■ TO BE DONE ■
Below is a block of records; repeat all of them exactly.

[BEGIN PROVIDED ENTRIES]

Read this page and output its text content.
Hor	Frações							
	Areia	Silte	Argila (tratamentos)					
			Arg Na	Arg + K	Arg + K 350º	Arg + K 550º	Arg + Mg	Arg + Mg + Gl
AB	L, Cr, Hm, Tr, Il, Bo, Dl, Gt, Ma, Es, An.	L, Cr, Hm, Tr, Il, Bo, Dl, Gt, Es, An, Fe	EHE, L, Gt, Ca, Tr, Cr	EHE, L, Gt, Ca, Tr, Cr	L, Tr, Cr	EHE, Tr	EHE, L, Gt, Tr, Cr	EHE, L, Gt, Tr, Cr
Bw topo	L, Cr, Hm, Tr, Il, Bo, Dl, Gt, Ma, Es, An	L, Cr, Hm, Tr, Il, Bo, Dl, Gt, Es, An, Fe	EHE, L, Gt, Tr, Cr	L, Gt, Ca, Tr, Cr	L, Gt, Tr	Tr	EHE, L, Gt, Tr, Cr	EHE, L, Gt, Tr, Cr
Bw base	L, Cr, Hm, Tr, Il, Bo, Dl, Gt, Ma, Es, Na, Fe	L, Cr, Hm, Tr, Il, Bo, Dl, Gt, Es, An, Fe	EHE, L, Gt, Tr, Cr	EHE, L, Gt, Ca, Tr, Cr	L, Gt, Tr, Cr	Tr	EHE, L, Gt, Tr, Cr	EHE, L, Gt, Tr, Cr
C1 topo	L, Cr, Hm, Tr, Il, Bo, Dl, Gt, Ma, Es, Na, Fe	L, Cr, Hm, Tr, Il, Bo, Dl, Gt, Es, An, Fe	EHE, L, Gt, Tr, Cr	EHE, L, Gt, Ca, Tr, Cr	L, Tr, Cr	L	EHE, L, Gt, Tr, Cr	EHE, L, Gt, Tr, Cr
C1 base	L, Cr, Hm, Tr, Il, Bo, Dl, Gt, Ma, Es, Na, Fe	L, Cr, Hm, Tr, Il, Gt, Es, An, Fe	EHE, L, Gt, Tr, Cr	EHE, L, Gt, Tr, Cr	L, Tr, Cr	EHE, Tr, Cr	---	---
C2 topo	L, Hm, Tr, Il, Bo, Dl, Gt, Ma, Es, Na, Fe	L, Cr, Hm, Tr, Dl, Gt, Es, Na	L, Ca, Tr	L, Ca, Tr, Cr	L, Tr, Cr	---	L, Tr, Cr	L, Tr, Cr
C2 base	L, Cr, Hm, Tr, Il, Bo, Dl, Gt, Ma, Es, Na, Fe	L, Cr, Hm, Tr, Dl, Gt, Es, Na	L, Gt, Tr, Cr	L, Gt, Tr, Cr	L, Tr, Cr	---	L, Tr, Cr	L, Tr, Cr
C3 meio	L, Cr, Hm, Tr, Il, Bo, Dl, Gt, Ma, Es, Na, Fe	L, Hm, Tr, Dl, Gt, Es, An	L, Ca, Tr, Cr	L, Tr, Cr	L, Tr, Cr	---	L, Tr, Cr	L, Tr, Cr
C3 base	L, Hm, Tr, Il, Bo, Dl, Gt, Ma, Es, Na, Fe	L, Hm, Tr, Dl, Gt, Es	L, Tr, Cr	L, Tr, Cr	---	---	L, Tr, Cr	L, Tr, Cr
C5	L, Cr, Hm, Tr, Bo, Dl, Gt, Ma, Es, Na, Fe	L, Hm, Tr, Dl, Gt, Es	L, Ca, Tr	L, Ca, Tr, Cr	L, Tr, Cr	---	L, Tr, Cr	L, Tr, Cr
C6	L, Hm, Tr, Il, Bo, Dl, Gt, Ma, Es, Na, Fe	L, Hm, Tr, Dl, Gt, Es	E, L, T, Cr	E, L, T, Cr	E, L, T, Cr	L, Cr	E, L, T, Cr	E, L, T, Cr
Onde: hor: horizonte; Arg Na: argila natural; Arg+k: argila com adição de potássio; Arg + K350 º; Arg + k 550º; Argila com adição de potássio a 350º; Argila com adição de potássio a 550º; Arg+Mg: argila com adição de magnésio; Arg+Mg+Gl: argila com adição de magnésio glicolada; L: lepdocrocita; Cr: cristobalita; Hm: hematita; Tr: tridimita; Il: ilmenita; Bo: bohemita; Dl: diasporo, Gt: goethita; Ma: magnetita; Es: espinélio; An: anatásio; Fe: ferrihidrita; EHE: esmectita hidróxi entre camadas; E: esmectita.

[END PROVIDED ENTRIES]

■ CORRECT RESPONSE ■
Read this page and output its text content.
Hor	Frações							
	Areia	Silte	Argila (tratamentos)					
			Arg Na	Arg + K	Arg + K 350º	Arg + K 550º	Arg + Mg	Arg + Mg + Gl
AB	L, Cr, Hm, Tr, Il, Bo, Dl, Gt, Ma, Es, An.	L, Cr, Hm, Tr, Il, Bo, Dl, Gt, Es, An, Fe	EHE, L, Gt, Ca, Tr, Cr	EHE, L, Gt, Ca, Tr, Cr	L, Tr, Cr	EHE, Tr	EHE, L, Gt, Tr, Cr	EHE, L, Gt, Tr, Cr
Bw topo	L, Cr, Hm, Tr, Il, Bo, Dl, Gt, Ma, Es, An	L, Cr, Hm, Tr, Il, Bo, Dl, Gt, Es, An, Fe	EHE, L, Gt, Tr, Cr	L, Gt, Ca, Tr, Cr	L, Gt, Tr	Tr	EHE, L, Gt, Tr, Cr	EHE, L, Gt, Tr, Cr
Bw base	L, Cr, Hm, Tr, Il, Bo, Dl, Gt, Ma, Es, Na, Fe	L, Cr, Hm, Tr, Il, Bo, Dl, Gt, Es, An, Fe	EHE, L, Gt, Tr, Cr	EHE, L, Gt, Ca, Tr, Cr	L, Gt, Tr, Cr	Tr	EHE, L, Gt, Tr, Cr	EHE, L, Gt, Tr, Cr
C1 topo	L, Cr, Hm, Tr, Il, Bo, Dl, Gt, Ma, Es, Na, Fe	L, Cr, Hm, Tr, Il, Bo, Dl, Gt, Es, An, Fe	EHE, L, Gt, Tr, Cr	EHE, L, Gt, Ca, Tr, Cr	L, Tr, Cr	L	EHE, L, Gt, Tr, Cr	EHE, L, Gt, Tr, Cr
C1 base	L, Cr, Hm, Tr, Il, Bo, Dl, Gt, Ma, Es, Na, Fe	L, Cr, Hm, Tr, Il, Gt, Es, An, Fe	EHE, L, Gt, Tr, Cr	EHE, L, Gt, Tr, Cr	L, Tr, Cr	EHE, Tr, Cr	---	---
C2 topo	L, Hm, Tr, Il, Bo, Dl, Gt, Ma, Es, Na, Fe	L, Cr, Hm, Tr, Dl, Gt, Es, Na	L, Ca, Tr	L, Ca, Tr, Cr	L, Tr, Cr	---	L, Tr, Cr	L, Tr, Cr
C2 base	L, Cr, Hm, Tr, Il, Bo, Dl, Gt, Ma, Es, Na, Fe	L, Cr, Hm, Tr, Dl, Gt, Es, Na	L, Gt, Tr, Cr	L, Gt, Tr, Cr	L, Tr, Cr	---	L, Tr, Cr	L, Tr, Cr
C3 meio	L, Cr, Hm, Tr, Il, Bo, Dl, Gt, Ma, Es, Na, Fe	L, Hm, Tr, Dl, Gt, Es, An	L, Ca, Tr, Cr	L, Tr, Cr	L, Tr, Cr	---	L, Tr, Cr	L, Tr, Cr
C3 base	L, Hm, Tr, Il, Bo, Dl, Gt, Ma, Es, Na, Fe	L, Hm, Tr, Dl, Gt, Es	L, Tr, Cr	L, Tr, Cr	---	---	L, Tr, Cr	L, Tr, Cr
C5	L, Cr, Hm, Tr, Bo, Dl, Gt, Ma, Es, Na, Fe	L, Hm, Tr, Dl, Gt, Es	L, Ca, Tr	L, Ca, Tr, Cr	L, Tr, Cr	---	L, Tr, Cr	L, Tr, Cr
C6	L, Hm, Tr, Il, Bo, Dl, Gt, Ma, Es, Na, Fe	L, Hm, Tr, Dl, Gt, Es	E, L, T, Cr	E, L, T, Cr	E, L, T, Cr	L, Cr	E, L, T, Cr	E, L, T, Cr
Onde: hor: horizonte; Arg Na: argila natural; Arg+k: argila com adição de potássio; Arg + K350 º; Arg + k 550º; Argila com adição de potássio a 350º; Argila com adição de potássio a 550º; Arg+Mg: argila com adição de magnésio; Arg+Mg+Gl: argila com adição de magnésio glicolada; L: lepdocrocita; Cr: cristobalita; Hm: hematita; Tr: tridimita; Il: ilmenita; Bo: bohemita; Dl: diasporo, Gt: goethita; Ma: magnetita; Es: espinélio; An: anatásio; Fe: ferrihidrita; EHE: esmectita hidróxi entre camadas; E: esmectita.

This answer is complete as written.